- **TASK BRIEF**
List each line of the data in which the string "actifs" appears.

- **EXERCISE MATERIALS**
-- start --
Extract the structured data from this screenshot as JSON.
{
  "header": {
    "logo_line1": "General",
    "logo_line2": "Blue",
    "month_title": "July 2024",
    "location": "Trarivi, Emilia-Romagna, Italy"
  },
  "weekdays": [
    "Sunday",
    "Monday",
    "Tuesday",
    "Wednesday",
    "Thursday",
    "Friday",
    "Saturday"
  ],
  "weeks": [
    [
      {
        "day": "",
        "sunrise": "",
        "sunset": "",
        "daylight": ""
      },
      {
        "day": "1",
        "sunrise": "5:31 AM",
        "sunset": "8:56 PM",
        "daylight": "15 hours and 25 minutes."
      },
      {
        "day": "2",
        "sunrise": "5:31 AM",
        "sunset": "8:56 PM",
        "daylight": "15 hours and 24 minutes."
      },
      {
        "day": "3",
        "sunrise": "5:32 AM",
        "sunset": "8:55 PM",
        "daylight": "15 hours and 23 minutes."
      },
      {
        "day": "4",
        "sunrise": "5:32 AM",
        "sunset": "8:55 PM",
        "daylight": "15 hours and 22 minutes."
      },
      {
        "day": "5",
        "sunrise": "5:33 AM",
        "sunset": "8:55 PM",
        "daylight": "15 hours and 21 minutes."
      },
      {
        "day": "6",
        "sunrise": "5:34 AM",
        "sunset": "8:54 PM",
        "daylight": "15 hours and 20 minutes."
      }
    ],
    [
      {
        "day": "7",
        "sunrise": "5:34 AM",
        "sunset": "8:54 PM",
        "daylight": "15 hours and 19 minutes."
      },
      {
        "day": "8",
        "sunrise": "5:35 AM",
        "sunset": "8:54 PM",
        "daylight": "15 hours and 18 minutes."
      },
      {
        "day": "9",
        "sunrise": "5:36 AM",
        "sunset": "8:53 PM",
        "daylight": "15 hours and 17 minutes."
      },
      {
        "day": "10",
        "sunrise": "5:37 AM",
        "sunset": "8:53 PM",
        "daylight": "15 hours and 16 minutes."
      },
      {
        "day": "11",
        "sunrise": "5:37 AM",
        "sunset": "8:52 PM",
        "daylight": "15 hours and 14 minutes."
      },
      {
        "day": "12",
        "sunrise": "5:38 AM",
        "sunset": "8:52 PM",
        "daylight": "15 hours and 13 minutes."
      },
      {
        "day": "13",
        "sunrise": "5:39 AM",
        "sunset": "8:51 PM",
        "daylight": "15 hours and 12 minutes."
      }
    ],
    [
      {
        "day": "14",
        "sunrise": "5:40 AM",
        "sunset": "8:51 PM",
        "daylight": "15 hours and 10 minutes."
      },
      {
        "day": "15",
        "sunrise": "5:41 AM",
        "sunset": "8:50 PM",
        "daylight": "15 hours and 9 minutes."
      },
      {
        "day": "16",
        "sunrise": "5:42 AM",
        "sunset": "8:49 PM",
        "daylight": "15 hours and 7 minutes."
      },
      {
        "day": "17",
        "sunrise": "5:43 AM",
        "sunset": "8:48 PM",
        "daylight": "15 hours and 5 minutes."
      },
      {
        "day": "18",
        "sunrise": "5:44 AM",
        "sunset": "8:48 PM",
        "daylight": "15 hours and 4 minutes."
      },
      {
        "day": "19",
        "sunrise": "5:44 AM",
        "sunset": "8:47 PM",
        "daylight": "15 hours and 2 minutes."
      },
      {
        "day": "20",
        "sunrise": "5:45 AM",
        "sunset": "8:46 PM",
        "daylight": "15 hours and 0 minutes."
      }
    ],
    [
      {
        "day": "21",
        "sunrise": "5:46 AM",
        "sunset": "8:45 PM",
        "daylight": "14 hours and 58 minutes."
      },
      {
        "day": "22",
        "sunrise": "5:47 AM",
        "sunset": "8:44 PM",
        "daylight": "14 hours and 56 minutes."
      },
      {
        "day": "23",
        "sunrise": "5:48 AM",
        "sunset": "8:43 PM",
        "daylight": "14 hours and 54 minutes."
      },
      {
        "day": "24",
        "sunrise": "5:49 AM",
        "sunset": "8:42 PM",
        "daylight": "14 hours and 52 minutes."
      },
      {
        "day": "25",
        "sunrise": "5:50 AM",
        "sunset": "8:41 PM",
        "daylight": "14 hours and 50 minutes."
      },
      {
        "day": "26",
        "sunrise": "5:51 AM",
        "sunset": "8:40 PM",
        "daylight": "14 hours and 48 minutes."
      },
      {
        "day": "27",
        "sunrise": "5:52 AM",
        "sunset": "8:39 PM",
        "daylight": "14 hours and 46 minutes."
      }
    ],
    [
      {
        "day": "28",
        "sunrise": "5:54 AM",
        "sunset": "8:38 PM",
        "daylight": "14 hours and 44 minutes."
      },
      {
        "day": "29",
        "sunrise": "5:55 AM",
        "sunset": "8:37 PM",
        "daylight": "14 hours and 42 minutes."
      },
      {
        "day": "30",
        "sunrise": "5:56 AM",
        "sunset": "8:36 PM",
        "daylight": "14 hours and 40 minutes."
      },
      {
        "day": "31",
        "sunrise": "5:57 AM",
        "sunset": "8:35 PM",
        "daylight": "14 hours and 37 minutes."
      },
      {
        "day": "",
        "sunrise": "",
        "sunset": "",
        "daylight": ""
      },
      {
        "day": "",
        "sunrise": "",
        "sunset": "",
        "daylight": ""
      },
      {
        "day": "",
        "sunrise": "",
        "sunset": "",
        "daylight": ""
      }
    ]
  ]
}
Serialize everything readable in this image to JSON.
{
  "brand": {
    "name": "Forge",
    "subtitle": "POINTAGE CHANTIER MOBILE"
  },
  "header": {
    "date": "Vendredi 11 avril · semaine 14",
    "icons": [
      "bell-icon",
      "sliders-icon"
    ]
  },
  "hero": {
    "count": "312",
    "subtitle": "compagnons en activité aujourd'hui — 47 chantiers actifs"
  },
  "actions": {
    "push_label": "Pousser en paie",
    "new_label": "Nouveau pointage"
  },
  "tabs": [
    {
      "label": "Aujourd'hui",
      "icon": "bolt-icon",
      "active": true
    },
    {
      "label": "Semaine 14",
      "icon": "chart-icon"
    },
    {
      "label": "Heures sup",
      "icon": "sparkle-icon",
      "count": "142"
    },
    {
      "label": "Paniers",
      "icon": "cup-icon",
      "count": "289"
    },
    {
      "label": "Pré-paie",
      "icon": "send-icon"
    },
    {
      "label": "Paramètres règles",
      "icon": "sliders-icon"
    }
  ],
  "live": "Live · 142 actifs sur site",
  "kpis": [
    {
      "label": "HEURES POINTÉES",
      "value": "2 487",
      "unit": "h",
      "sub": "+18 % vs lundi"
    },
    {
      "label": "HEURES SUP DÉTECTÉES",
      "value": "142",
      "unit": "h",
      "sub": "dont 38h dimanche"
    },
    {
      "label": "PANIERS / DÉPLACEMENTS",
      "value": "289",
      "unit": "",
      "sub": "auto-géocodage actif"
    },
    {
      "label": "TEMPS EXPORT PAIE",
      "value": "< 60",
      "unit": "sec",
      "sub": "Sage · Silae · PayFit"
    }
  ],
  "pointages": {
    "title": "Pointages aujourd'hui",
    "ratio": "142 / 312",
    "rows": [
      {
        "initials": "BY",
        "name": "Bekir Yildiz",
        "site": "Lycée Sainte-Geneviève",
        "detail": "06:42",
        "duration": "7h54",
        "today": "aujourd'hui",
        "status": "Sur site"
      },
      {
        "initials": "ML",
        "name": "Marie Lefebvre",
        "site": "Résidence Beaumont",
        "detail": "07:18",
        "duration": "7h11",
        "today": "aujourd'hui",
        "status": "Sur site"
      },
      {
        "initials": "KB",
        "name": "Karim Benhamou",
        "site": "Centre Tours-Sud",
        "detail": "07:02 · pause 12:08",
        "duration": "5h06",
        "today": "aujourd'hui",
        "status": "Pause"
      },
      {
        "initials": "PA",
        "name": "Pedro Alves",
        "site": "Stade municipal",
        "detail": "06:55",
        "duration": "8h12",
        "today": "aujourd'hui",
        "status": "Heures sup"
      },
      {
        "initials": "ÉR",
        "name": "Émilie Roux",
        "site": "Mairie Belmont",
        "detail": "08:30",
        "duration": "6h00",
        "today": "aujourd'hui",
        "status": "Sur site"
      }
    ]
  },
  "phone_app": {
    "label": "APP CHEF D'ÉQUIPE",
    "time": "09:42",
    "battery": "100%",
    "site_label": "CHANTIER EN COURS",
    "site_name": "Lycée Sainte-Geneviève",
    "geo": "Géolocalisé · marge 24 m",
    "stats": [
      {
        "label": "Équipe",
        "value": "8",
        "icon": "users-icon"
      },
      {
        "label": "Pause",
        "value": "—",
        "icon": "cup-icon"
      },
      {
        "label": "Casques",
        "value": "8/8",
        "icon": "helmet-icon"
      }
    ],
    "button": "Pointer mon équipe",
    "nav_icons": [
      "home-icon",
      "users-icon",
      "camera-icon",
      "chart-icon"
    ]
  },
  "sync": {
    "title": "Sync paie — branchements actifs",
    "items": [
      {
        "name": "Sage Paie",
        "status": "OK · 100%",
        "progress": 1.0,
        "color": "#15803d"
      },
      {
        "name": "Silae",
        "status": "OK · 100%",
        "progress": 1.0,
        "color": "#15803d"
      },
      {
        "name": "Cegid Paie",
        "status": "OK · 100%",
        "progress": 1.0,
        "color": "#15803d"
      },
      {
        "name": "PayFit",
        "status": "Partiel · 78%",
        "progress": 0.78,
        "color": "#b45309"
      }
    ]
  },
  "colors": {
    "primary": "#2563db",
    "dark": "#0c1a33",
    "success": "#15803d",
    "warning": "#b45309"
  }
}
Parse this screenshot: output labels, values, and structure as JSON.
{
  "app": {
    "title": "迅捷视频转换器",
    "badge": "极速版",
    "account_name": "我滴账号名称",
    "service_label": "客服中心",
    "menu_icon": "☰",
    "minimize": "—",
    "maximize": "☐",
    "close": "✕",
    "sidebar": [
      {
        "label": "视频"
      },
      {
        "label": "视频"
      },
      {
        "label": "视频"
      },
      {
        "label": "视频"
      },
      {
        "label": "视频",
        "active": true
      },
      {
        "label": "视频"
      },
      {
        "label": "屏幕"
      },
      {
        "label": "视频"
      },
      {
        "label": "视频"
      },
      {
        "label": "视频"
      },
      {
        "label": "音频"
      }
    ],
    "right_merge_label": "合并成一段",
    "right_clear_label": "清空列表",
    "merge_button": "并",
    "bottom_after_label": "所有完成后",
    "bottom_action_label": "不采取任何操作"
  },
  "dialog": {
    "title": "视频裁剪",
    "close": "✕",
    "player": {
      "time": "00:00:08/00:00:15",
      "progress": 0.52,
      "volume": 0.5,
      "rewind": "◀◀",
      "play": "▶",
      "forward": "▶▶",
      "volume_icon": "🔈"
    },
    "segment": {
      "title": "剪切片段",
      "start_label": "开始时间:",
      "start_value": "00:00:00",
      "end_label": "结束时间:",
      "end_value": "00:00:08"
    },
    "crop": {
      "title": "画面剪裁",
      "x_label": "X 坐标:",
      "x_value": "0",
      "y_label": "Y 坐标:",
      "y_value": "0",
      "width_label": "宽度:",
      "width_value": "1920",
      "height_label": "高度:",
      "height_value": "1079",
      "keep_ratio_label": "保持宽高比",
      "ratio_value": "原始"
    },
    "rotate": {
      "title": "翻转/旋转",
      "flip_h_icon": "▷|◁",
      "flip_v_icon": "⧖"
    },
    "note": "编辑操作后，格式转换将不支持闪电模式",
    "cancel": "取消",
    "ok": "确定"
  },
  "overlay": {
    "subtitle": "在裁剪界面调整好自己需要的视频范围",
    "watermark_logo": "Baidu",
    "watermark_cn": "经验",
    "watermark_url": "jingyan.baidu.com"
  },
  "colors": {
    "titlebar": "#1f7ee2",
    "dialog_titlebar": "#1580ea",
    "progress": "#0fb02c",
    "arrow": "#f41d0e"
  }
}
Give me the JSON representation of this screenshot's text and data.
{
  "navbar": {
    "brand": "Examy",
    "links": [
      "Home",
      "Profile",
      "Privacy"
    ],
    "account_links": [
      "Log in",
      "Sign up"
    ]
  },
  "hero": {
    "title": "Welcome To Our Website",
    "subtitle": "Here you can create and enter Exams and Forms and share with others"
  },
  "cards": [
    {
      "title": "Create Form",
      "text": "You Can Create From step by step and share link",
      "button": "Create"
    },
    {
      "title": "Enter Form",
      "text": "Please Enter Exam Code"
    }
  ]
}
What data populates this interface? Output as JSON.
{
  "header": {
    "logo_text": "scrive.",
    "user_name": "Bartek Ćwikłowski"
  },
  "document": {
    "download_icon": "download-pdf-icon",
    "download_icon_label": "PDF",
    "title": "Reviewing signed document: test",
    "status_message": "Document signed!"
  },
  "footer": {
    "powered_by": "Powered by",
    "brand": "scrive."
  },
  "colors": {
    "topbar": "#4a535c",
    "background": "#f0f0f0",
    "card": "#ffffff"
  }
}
-- end --
- **RESULT OF THE EXERCISE**
    "subtitle": "compagnons en activité aujourd'hui — 47 chantiers actifs"
  "live": "Live · 142 actifs sur site",
    "title": "Sync paie — branchements actifs",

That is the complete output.